#### [Brief]
Find the lines that hold the word "갖습니다" and return them.

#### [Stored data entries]
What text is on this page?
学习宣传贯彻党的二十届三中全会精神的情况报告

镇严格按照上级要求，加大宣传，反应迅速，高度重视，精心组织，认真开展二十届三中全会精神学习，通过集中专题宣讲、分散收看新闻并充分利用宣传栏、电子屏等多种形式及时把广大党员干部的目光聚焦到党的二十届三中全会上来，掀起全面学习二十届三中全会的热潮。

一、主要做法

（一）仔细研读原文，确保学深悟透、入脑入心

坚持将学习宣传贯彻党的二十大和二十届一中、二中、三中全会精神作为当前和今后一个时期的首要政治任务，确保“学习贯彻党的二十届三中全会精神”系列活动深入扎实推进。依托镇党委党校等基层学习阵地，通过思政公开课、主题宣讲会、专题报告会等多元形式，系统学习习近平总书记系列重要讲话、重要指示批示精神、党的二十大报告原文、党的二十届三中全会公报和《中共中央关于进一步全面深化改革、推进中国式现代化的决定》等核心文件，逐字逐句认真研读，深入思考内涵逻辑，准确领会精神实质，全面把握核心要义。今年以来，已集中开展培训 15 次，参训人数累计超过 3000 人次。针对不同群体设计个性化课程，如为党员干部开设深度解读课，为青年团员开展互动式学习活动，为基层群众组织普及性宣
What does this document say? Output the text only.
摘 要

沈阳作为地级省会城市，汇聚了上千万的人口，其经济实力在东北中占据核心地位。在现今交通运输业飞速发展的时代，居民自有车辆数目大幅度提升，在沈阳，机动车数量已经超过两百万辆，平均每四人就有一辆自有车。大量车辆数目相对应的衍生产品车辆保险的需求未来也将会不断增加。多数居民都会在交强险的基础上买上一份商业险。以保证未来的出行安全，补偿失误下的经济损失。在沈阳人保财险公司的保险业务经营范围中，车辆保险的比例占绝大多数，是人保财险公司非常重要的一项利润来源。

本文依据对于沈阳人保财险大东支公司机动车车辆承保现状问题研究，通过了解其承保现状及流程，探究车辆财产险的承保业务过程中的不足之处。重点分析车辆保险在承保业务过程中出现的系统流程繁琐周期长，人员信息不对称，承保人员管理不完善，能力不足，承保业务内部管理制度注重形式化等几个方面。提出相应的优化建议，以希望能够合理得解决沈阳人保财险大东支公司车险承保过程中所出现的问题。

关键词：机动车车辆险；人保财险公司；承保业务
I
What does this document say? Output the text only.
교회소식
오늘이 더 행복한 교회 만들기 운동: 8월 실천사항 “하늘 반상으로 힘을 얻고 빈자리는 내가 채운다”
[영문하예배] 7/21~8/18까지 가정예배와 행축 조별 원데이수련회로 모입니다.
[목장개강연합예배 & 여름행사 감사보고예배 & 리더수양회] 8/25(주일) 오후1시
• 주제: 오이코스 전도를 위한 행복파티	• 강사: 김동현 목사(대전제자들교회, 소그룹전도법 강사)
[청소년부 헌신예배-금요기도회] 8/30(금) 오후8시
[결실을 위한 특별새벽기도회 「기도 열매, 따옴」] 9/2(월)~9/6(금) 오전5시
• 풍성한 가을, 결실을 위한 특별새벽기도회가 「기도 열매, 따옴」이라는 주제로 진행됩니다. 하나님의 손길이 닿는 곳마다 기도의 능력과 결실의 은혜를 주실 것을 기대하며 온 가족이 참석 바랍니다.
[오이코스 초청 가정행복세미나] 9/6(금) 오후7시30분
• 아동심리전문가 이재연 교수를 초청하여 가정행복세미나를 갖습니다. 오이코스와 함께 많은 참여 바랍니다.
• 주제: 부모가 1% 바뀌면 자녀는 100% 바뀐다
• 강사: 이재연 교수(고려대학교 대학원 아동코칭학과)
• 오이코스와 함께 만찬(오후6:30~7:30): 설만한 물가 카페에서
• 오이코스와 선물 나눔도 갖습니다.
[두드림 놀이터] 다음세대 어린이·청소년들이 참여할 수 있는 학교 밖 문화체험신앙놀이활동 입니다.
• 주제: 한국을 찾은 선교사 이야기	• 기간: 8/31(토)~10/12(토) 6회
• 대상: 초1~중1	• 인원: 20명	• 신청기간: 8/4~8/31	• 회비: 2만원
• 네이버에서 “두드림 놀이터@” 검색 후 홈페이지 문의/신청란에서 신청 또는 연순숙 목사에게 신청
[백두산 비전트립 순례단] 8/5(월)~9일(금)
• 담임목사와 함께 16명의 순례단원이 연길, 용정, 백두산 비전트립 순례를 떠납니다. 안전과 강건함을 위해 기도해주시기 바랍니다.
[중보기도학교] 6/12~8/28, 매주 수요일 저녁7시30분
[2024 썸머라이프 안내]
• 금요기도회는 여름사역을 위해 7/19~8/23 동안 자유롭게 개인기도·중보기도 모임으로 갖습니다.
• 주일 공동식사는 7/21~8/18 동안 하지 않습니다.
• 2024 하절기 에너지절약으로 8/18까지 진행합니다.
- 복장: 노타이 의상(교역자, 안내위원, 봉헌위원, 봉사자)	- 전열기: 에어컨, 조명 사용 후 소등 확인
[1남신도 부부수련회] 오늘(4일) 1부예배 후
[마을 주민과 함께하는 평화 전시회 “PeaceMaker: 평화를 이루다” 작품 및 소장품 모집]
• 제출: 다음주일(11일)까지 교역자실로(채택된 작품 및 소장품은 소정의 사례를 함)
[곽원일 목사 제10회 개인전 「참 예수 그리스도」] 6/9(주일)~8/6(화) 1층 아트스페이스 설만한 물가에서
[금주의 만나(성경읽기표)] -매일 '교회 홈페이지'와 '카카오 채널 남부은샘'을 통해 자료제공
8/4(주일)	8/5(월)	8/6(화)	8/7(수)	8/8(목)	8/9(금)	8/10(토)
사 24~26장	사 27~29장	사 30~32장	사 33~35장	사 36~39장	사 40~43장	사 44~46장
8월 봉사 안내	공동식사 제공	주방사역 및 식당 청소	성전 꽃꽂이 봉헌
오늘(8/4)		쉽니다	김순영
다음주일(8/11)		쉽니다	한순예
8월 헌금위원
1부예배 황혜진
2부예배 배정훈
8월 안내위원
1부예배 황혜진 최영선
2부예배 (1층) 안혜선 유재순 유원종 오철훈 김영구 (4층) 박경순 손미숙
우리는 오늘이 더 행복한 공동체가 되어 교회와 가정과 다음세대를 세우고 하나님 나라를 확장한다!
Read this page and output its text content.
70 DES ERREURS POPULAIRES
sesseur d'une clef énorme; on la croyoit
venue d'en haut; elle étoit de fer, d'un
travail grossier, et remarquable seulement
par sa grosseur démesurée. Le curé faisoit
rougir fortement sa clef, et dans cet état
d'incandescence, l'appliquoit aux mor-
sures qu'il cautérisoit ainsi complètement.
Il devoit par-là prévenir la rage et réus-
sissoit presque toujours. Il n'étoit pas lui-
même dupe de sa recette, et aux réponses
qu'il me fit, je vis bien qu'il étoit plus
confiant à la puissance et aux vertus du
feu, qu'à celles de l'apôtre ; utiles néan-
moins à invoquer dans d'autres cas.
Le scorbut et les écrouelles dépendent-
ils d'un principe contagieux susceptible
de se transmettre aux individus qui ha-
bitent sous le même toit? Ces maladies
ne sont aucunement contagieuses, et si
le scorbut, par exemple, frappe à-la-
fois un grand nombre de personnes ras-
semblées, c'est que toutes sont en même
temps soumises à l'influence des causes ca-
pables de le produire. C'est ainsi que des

#### [Full output]
• 아동심리전문가 이재연 교수를 초청하여 가정행복세미나를 갖습니다. 오이코스와 함께 많은 참여 바랍니다.
• 오이코스와 선물 나눔도 갖습니다.
• 금요기도회는 여름사역을 위해 7/19~8/23 동안 자유롭게 개인기도·중보기도 모임으로 갖습니다.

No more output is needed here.